Set exercise: Please copy every line of the data below without changing a single character.

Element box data
• • • •
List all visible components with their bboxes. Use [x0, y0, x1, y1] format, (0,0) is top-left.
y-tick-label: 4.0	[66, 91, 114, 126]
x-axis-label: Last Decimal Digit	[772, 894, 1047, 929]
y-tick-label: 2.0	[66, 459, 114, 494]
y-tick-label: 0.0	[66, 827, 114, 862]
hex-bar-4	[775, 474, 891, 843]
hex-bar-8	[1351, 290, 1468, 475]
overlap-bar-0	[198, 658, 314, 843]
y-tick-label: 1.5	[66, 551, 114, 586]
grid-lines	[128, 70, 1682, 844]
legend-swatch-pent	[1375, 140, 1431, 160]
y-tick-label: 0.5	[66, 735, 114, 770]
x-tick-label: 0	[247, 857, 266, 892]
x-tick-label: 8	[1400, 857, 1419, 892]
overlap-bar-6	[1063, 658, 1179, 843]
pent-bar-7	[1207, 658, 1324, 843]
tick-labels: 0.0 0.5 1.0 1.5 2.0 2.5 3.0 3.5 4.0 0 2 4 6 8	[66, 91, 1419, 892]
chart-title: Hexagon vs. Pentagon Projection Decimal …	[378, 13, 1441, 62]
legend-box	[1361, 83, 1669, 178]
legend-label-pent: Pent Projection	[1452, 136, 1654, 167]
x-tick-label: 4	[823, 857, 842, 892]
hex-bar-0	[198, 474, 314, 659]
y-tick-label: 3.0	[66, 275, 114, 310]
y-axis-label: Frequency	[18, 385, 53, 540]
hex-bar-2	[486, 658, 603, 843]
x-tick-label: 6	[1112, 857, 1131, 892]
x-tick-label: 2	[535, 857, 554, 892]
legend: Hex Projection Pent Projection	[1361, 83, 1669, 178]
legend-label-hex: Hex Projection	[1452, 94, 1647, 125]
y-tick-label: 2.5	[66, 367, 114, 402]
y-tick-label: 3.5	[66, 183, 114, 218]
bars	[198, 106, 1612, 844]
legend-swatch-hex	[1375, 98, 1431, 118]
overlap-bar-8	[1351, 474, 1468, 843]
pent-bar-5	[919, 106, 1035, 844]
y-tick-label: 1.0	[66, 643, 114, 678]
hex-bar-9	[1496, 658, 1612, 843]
• • • •
Response:
List all visible components with their bboxes. Use [x0, y0, x1, y1] format, (0,0) is top-left.
y-tick-label: 4.0	[66, 91, 114, 126]
x-axis-label: Last Decimal Digit	[772, 894, 1047, 929]
y-tick-label: 2.0	[66, 459, 114, 494]
y-tick-label: 0.0	[66, 827, 114, 862]
hex-bar-4	[775, 474, 891, 843]
hex-bar-8	[1351, 290, 1468, 475]
overlap-bar-0	[198, 658, 314, 843]
y-tick-label: 1.5	[66, 551, 114, 586]
grid-lines	[128, 70, 1682, 844]
legend-swatch-pent	[1375, 140, 1431, 160]
y-tick-label: 0.5	[66, 735, 114, 770]
x-tick-label: 0	[247, 857, 266, 892]
x-tick-label: 8	[1400, 857, 1419, 892]
overlap-bar-6	[1063, 658, 1179, 843]
pent-bar-7	[1207, 658, 1324, 843]
tick-labels: 0.0 0.5 1.0 1.5 2.0 2.5 3.0 3.5 4.0 0 2 4 6 8	[66, 91, 1419, 892]
chart-title: Hexagon vs. Pentagon Projection Decimal …	[378, 13, 1441, 62]
legend-box	[1361, 83, 1669, 178]
legend-label-pent: Pent Projection	[1452, 136, 1654, 167]
x-tick-label: 4	[823, 857, 842, 892]
hex-bar-0	[198, 474, 314, 659]
y-tick-label: 3.0	[66, 275, 114, 310]
y-axis-label: Frequency	[18, 385, 53, 540]
hex-bar-2	[486, 658, 603, 843]
x-tick-label: 6	[1112, 857, 1131, 892]
x-tick-label: 2	[535, 857, 554, 892]
legend: Hex Projection Pent Projection	[1361, 83, 1669, 178]
legend-label-hex: Hex Projection	[1452, 94, 1647, 125]
y-tick-label: 2.5	[66, 367, 114, 402]
y-tick-label: 3.5	[66, 183, 114, 218]
bars	[198, 106, 1612, 844]
legend-swatch-hex	[1375, 98, 1431, 118]
overlap-bar-8	[1351, 474, 1468, 843]
pent-bar-5	[919, 106, 1035, 844]
y-tick-label: 1.0	[66, 643, 114, 678]
hex-bar-9	[1496, 658, 1612, 843]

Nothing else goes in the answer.